GIVEN REQUEST
Can you reproduce the data beneath, keeping every line exact?

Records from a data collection
++++++

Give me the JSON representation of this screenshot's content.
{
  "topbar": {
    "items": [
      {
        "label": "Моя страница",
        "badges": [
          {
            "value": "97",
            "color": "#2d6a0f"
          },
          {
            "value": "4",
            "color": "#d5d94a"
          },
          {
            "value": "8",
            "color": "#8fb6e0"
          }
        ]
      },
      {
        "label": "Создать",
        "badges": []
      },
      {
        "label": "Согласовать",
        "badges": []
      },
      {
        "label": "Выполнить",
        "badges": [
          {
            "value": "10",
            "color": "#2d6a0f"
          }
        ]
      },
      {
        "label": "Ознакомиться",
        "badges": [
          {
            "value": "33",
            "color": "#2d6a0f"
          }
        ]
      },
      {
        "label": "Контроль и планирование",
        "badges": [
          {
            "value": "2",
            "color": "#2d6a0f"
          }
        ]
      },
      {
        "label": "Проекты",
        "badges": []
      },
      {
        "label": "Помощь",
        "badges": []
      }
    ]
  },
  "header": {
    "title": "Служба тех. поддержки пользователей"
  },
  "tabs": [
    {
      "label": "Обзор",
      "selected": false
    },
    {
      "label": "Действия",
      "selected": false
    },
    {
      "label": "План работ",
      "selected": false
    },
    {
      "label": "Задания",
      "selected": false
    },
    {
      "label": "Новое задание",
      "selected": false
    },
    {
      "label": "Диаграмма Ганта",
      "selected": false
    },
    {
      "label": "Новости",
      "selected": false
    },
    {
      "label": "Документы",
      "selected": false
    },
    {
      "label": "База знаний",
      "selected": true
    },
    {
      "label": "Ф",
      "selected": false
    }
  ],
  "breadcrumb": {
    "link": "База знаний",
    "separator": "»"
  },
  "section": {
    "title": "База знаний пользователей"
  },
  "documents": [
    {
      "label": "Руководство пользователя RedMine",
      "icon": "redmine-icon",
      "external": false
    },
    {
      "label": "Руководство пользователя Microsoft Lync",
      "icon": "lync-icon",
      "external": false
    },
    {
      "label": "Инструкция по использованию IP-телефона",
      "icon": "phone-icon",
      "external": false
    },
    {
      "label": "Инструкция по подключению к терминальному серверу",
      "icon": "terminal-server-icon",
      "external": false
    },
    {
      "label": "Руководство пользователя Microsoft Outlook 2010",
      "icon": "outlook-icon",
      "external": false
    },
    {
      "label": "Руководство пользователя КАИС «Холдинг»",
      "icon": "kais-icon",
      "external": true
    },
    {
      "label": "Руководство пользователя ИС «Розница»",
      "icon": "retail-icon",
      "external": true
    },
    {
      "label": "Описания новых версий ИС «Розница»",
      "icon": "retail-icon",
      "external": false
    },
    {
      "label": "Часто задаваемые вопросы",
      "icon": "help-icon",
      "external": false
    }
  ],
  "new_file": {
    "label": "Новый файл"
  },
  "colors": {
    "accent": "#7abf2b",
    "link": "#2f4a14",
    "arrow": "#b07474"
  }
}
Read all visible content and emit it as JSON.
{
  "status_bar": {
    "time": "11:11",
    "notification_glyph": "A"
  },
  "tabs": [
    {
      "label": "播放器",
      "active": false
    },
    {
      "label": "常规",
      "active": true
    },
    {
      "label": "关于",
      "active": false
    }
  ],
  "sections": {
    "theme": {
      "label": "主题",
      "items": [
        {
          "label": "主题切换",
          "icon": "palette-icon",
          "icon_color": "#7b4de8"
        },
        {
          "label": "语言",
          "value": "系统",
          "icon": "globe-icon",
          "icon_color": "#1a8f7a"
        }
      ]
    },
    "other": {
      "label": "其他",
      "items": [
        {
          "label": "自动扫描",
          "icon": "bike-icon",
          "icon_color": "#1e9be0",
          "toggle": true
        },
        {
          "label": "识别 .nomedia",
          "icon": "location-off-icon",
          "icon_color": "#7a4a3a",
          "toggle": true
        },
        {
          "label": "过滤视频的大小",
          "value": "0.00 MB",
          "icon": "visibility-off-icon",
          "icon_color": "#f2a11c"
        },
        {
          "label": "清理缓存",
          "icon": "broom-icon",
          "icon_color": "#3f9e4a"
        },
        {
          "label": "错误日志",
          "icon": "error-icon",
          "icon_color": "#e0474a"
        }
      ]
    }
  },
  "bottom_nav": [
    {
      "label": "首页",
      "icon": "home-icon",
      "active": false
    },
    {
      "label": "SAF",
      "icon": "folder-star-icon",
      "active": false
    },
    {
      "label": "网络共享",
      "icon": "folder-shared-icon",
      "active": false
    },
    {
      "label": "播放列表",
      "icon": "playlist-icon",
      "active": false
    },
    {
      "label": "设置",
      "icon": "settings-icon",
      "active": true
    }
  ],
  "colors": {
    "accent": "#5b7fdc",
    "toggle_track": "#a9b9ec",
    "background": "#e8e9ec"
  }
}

++++++

SOLUTION TO THE PROBLEM
Give me the JSON representation of this screenshot's content.
{
  "topbar": {
    "items": [
      {
        "label": "Моя страница",
        "badges": [
          {
            "value": "97",
            "color": "#2d6a0f"
          },
          {
            "value": "4",
            "color": "#d5d94a"
          },
          {
            "value": "8",
            "color": "#8fb6e0"
          }
        ]
      },
      {
        "label": "Создать",
        "badges": []
      },
      {
        "label": "Согласовать",
        "badges": []
      },
      {
        "label": "Выполнить",
        "badges": [
          {
            "value": "10",
            "color": "#2d6a0f"
          }
        ]
      },
      {
        "label": "Ознакомиться",
        "badges": [
          {
            "value": "33",
            "color": "#2d6a0f"
          }
        ]
      },
      {
        "label": "Контроль и планирование",
        "badges": [
          {
            "value": "2",
            "color": "#2d6a0f"
          }
        ]
      },
      {
        "label": "Проекты",
        "badges": []
      },
      {
        "label": "Помощь",
        "badges": []
      }
    ]
  },
  "header": {
    "title": "Служба тех. поддержки пользователей"
  },
  "tabs": [
    {
      "label": "Обзор",
      "selected": false
    },
    {
      "label": "Действия",
      "selected": false
    },
    {
      "label": "План работ",
      "selected": false
    },
    {
      "label": "Задания",
      "selected": false
    },
    {
      "label": "Новое задание",
      "selected": false
    },
    {
      "label": "Диаграмма Ганта",
      "selected": false
    },
    {
      "label": "Новости",
      "selected": false
    },
    {
      "label": "Документы",
      "selected": false
    },
    {
      "label": "База знаний",
      "selected": true
    },
    {
      "label": "Ф",
      "selected": false
    }
  ],
  "breadcrumb": {
    "link": "База знаний",
    "separator": "»"
  },
  "section": {
    "title": "База знаний пользователей"
  },
  "documents": [
    {
      "label": "Руководство пользователя RedMine",
      "icon": "redmine-icon",
      "external": false
    },
    {
      "label": "Руководство пользователя Microsoft Lync",
      "icon": "lync-icon",
      "external": false
    },
    {
      "label": "Инструкция по использованию IP-телефона",
      "icon": "phone-icon",
      "external": false
    },
    {
      "label": "Инструкция по подключению к терминальному серверу",
      "icon": "terminal-server-icon",
      "external": false
    },
    {
      "label": "Руководство пользователя Microsoft Outlook 2010",
      "icon": "outlook-icon",
      "external": false
    },
    {
      "label": "Руководство пользователя КАИС «Холдинг»",
      "icon": "kais-icon",
      "external": true
    },
    {
      "label": "Руководство пользователя ИС «Розница»",
      "icon": "retail-icon",
      "external": true
    },
    {
      "label": "Описания новых версий ИС «Розница»",
      "icon": "retail-icon",
      "external": false
    },
    {
      "label": "Часто задаваемые вопросы",
      "icon": "help-icon",
      "external": false
    }
  ],
  "new_file": {
    "label": "Новый файл"
  },
  "colors": {
    "accent": "#7abf2b",
    "link": "#2f4a14",
    "arrow": "#b07474"
  }
}
Read all visible content and emit it as JSON.
{
  "status_bar": {
    "time": "11:11",
    "notification_glyph": "A"
  },
  "tabs": [
    {
      "label": "播放器",
      "active": false
    },
    {
      "label": "常规",
      "active": true
    },
    {
      "label": "关于",
      "active": false
    }
  ],
  "sections": {
    "theme": {
      "label": "主题",
      "items": [
        {
          "label": "主题切换",
          "icon": "palette-icon",
          "icon_color": "#7b4de8"
        },
        {
          "label": "语言",
          "value": "系统",
          "icon": "globe-icon",
          "icon_color": "#1a8f7a"
        }
      ]
    },
    "other": {
      "label": "其他",
      "items": [
        {
          "label": "自动扫描",
          "icon": "bike-icon",
          "icon_color": "#1e9be0",
          "toggle": true
        },
        {
          "label": "识别 .nomedia",
          "icon": "location-off-icon",
          "icon_color": "#7a4a3a",
          "toggle": true
        },
        {
          "label": "过滤视频的大小",
          "value": "0.00 MB",
          "icon": "visibility-off-icon",
          "icon_color": "#f2a11c"
        },
        {
          "label": "清理缓存",
          "icon": "broom-icon",
          "icon_color": "#3f9e4a"
        },
        {
          "label": "错误日志",
          "icon": "error-icon",
          "icon_color": "#e0474a"
        }
      ]
    }
  },
  "bottom_nav": [
    {
      "label": "首页",
      "icon": "home-icon",
      "active": false
    },
    {
      "label": "SAF",
      "icon": "folder-star-icon",
      "active": false
    },
    {
      "label": "网络共享",
      "icon": "folder-shared-icon",
      "active": false
    },
    {
      "label": "播放列表",
      "icon": "playlist-icon",
      "active": false
    },
    {
      "label": "设置",
      "icon": "settings-icon",
      "active": true
    }
  ],
  "colors": {
    "accent": "#5b7fdc",
    "toggle_track": "#a9b9ec",
    "background": "#e8e9ec"
  }
}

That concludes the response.